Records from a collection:
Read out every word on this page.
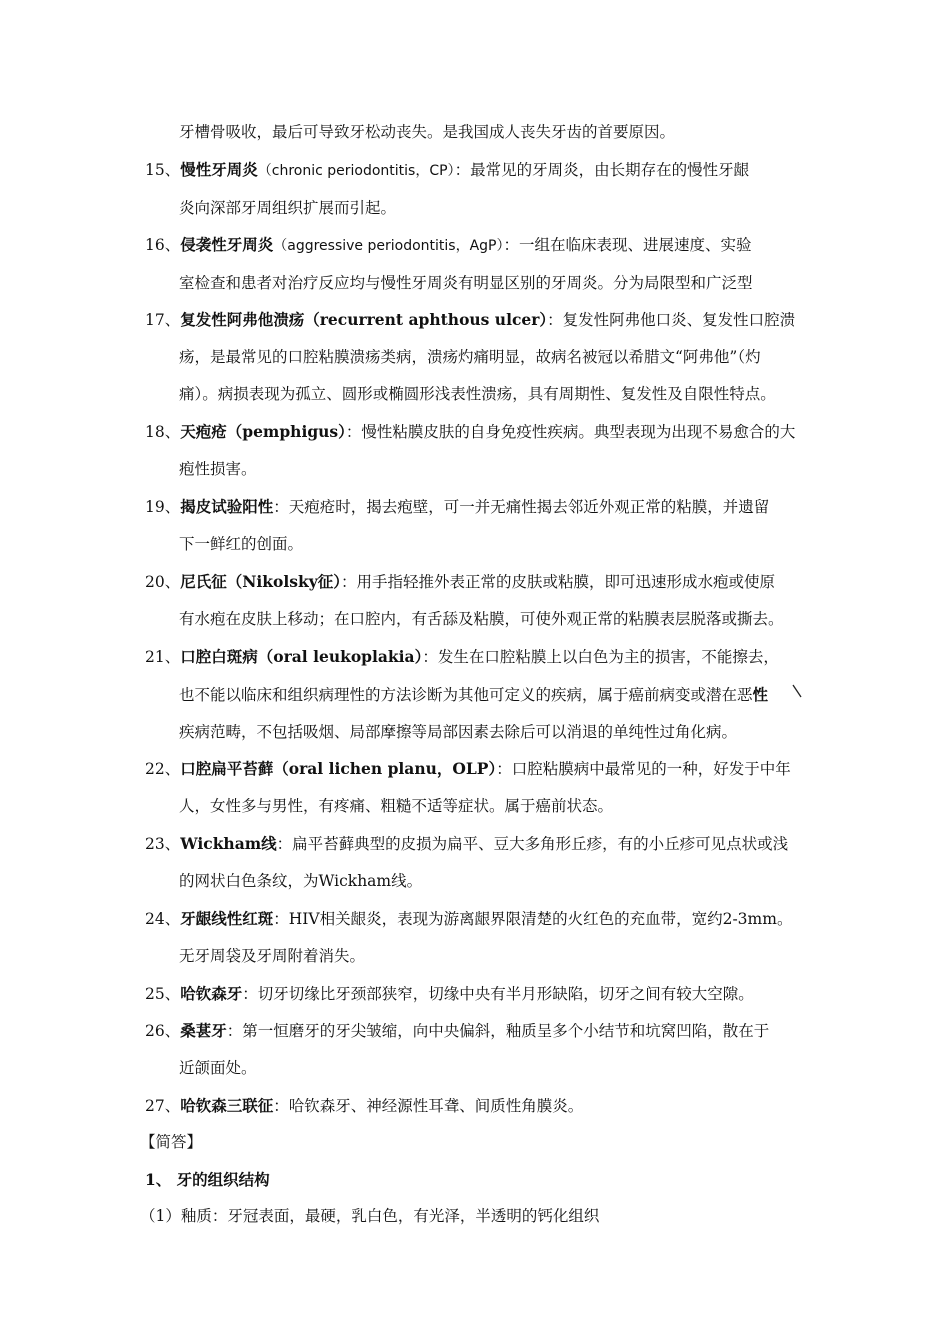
牙槽骨吸收，最后可导致牙松动丧失。是我国成人丧失牙齿的首要原因。
15、慢性牙周炎（chronic periodontitis，CP）：最常见的牙周炎，由长期存在的慢性牙龈
炎向深部牙周组织扩展而引起。
16、侵袭性牙周炎（aggressive periodontitis，AgP）：一组在临床表现、进展速度、实验
室检查和患者对治疗反应均与慢性牙周炎有明显区别的牙周炎。分为局限型和广泛型
17、复发性阿弗他溃疡（recurrent aphthous ulcer）：复发性阿弗他口炎、复发性口腔溃
疡，是最常见的口腔粘膜溃疡类病，溃疡灼痛明显，故病名被冠以希腊文“阿弗他”（灼
痛）。病损表现为孤立、圆形或椭圆形浅表性溃疡，具有周期性、复发性及自限性特点。
18、天疱疮（pemphigus）：慢性粘膜皮肤的自身免疫性疾病。典型表现为出现不易愈合的大
疱性损害。
19、揭皮试验阳性：天疱疮时，揭去疱壁，可一并无痛性揭去邻近外观正常的粘膜，并遗留
下一鲜红的创面。
20、尼氏征（Nikolsky征）：用手指轻推外表正常的皮肤或粘膜，即可迅速形成水疱或使原
有水疱在皮肤上移动；在口腔内，有舌舔及粘膜，可使外观正常的粘膜表层脱落或撕去。
21、口腔白斑病（oral leukoplakia）：发生在口腔粘膜上以白色为主的损害，不能擦去，
也不能以临床和组织病理性的方法诊断为其他可定义的疾病，属于癌前病变或潜在恶性
疾病范畴，不包括吸烟、局部摩擦等局部因素去除后可以消退的单纯性过角化病。
22、口腔扁平苔藓（oral lichen planu，OLP）：口腔粘膜病中最常见的一种，好发于中年
人，女性多与男性，有疼痛、粗糙不适等症状。属于癌前状态。
23、Wickham线：扁平苔藓典型的皮损为扁平、豆大多角形丘疹，有的小丘疹可见点状或浅
的网状白色条纹，为Wickham线。
24、牙龈线性红斑：HIV相关龈炎，表现为游离龈界限清楚的火红色的充血带，宽约2-3mm。
无牙周袋及牙周附着消失。
25、哈钦森牙：切牙切缘比牙颈部狭窄，切缘中央有半月形缺陷，切牙之间有较大空隙。
26、桑葚牙：第一恒磨牙的牙尖皱缩，向中央偏斜，釉质呈多个小结节和坑窝凹陷，散在于
近颌面处。
27、哈钦森三联征：哈钦森牙、神经源性耳聋、间质性角膜炎。
【简答】
1、 牙的组织结构
（1）釉质：牙冠表面，最硬，乳白色，有光泽，半透明的钙化组织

## Exercise goal
Each line of the material must be retyped exactly, except that images are omitted.

## Expected answer
Read out every word on this page.
牙槽骨吸收，最后可导致牙松动丧失。是我国成人丧失牙齿的首要原因。
15、慢性牙周炎（chronic periodontitis，CP）：最常见的牙周炎，由长期存在的慢性牙龈
炎向深部牙周组织扩展而引起。
16、侵袭性牙周炎（aggressive periodontitis，AgP）：一组在临床表现、进展速度、实验
室检查和患者对治疗反应均与慢性牙周炎有明显区别的牙周炎。分为局限型和广泛型
17、复发性阿弗他溃疡（recurrent aphthous ulcer）：复发性阿弗他口炎、复发性口腔溃
疡，是最常见的口腔粘膜溃疡类病，溃疡灼痛明显，故病名被冠以希腊文“阿弗他”（灼
痛）。病损表现为孤立、圆形或椭圆形浅表性溃疡，具有周期性、复发性及自限性特点。
18、天疱疮（pemphigus）：慢性粘膜皮肤的自身免疫性疾病。典型表现为出现不易愈合的大
疱性损害。
19、揭皮试验阳性：天疱疮时，揭去疱壁，可一并无痛性揭去邻近外观正常的粘膜，并遗留
下一鲜红的创面。
20、尼氏征（Nikolsky征）：用手指轻推外表正常的皮肤或粘膜，即可迅速形成水疱或使原
有水疱在皮肤上移动；在口腔内，有舌舔及粘膜，可使外观正常的粘膜表层脱落或撕去。
21、口腔白斑病（oral leukoplakia）：发生在口腔粘膜上以白色为主的损害，不能擦去，
也不能以临床和组织病理性的方法诊断为其他可定义的疾病，属于癌前病变或潜在恶性
疾病范畴，不包括吸烟、局部摩擦等局部因素去除后可以消退的单纯性过角化病。
22、口腔扁平苔藓（oral lichen planu，OLP）：口腔粘膜病中最常见的一种，好发于中年
人，女性多与男性，有疼痛、粗糙不适等症状。属于癌前状态。
23、Wickham线：扁平苔藓典型的皮损为扁平、豆大多角形丘疹，有的小丘疹可见点状或浅
的网状白色条纹，为Wickham线。
24、牙龈线性红斑：HIV相关龈炎，表现为游离龈界限清楚的火红色的充血带，宽约2-3mm。
无牙周袋及牙周附着消失。
25、哈钦森牙：切牙切缘比牙颈部狭窄，切缘中央有半月形缺陷，切牙之间有较大空隙。
26、桑葚牙：第一恒磨牙的牙尖皱缩，向中央偏斜，釉质呈多个小结节和坑窝凹陷，散在于
近颌面处。
27、哈钦森三联征：哈钦森牙、神经源性耳聋、间质性角膜炎。
【简答】
1、 牙的组织结构
（1）釉质：牙冠表面，最硬，乳白色，有光泽，半透明的钙化组织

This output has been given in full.